**PROMPT:** Transcribe the records below exactly.

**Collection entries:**
-- begin --

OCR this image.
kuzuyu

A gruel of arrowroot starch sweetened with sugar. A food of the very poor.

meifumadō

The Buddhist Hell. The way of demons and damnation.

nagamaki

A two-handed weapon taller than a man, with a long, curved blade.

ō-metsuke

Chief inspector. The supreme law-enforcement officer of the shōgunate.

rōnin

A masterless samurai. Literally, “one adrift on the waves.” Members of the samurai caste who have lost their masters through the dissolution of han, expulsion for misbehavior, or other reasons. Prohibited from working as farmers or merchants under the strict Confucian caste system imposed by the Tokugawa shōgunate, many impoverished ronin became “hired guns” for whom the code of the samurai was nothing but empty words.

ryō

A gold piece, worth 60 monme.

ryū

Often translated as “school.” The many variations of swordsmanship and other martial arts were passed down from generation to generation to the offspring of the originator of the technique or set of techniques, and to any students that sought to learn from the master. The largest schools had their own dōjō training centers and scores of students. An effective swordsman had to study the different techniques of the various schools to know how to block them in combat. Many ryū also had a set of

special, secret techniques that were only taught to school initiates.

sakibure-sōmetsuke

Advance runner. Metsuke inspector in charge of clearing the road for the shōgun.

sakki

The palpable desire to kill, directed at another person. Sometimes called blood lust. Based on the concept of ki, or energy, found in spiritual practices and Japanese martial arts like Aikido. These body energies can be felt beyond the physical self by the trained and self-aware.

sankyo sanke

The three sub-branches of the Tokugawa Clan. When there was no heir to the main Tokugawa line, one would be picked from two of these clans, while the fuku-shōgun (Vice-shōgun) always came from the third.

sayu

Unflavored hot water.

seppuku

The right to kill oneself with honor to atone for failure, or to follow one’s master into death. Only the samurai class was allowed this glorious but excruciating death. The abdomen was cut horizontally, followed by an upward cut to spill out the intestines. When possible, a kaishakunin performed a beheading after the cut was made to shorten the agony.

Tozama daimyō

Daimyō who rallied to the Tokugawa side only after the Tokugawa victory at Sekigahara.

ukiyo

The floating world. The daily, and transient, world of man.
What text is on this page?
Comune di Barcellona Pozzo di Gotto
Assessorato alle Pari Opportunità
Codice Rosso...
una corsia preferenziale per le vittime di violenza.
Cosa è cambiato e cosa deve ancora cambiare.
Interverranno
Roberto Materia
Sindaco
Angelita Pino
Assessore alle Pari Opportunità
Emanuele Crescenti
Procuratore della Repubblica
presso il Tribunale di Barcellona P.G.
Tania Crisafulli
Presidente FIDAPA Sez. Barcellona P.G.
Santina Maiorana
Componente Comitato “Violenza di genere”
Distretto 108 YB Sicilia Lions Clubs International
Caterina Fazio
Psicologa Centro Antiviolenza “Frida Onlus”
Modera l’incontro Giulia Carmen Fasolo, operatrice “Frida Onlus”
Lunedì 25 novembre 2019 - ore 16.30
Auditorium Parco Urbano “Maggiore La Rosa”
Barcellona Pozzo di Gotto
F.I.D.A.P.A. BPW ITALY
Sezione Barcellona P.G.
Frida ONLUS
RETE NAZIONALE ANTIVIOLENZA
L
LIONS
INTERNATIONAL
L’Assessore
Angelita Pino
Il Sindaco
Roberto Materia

-- end --

**COMPLETED TASK:**
OCR this image.
kuzuyu

A gruel of arrowroot starch sweetened with sugar. A food of the very poor.

meifumadō

The Buddhist Hell. The way of demons and damnation.

nagamaki

A two-handed weapon taller than a man, with a long, curved blade.

ō-metsuke

Chief inspector. The supreme law-enforcement officer of the shōgunate.

rōnin

A masterless samurai. Literally, “one adrift on the waves.” Members of the samurai caste who have lost their masters through the dissolution of han, expulsion for misbehavior, or other reasons. Prohibited from working as farmers or merchants under the strict Confucian caste system imposed by the Tokugawa shōgunate, many impoverished ronin became “hired guns” for whom the code of the samurai was nothing but empty words.

ryō

A gold piece, worth 60 monme.

ryū

Often translated as “school.” The many variations of swordsmanship and other martial arts were passed down from generation to generation to the offspring of the originator of the technique or set of techniques, and to any students that sought to learn from the master. The largest schools had their own dōjō training centers and scores of students. An effective swordsman had to study the different techniques of the various schools to know how to block them in combat. Many ryū also had a set of

special, secret techniques that were only taught to school initiates.

sakibure-sōmetsuke

Advance runner. Metsuke inspector in charge of clearing the road for the shōgun.

sakki

The palpable desire to kill, directed at another person. Sometimes called blood lust. Based on the concept of ki, or energy, found in spiritual practices and Japanese martial arts like Aikido. These body energies can be felt beyond the physical self by the trained and self-aware.

sankyo sanke

The three sub-branches of the Tokugawa Clan. When there was no heir to the main Tokugawa line, one would be picked from two of these clans, while the fuku-shōgun (Vice-shōgun) always came from the third.

sayu

Unflavored hot water.

seppuku

The right to kill oneself with honor to atone for failure, or to follow one’s master into death. Only the samurai class was allowed this glorious but excruciating death. The abdomen was cut horizontally, followed by an upward cut to spill out the intestines. When possible, a kaishakunin performed a beheading after the cut was made to shorten the agony.

Tozama daimyō

Daimyō who rallied to the Tokugawa side only after the Tokugawa victory at Sekigahara.

ukiyo

The floating world. The daily, and transient, world of man.
What text is on this page?
Comune di Barcellona Pozzo di Gotto
Assessorato alle Pari Opportunità
Codice Rosso...
una corsia preferenziale per le vittime di violenza.
Cosa è cambiato e cosa deve ancora cambiare.
Interverranno
Roberto Materia
Sindaco
Angelita Pino
Assessore alle Pari Opportunità
Emanuele Crescenti
Procuratore della Repubblica
presso il Tribunale di Barcellona P.G.
Tania Crisafulli
Presidente FIDAPA Sez. Barcellona P.G.
Santina Maiorana
Componente Comitato “Violenza di genere”
Distretto 108 YB Sicilia Lions Clubs International
Caterina Fazio
Psicologa Centro Antiviolenza “Frida Onlus”
Modera l’incontro Giulia Carmen Fasolo, operatrice “Frida Onlus”
Lunedì 25 novembre 2019 - ore 16.30
Auditorium Parco Urbano “Maggiore La Rosa”
Barcellona Pozzo di Gotto
F.I.D.A.P.A. BPW ITALY
Sezione Barcellona P.G.
Frida ONLUS
RETE NAZIONALE ANTIVIOLENZA
L
LIONS
INTERNATIONAL
L’Assessore
Angelita Pino
Il Sindaco
Roberto Materia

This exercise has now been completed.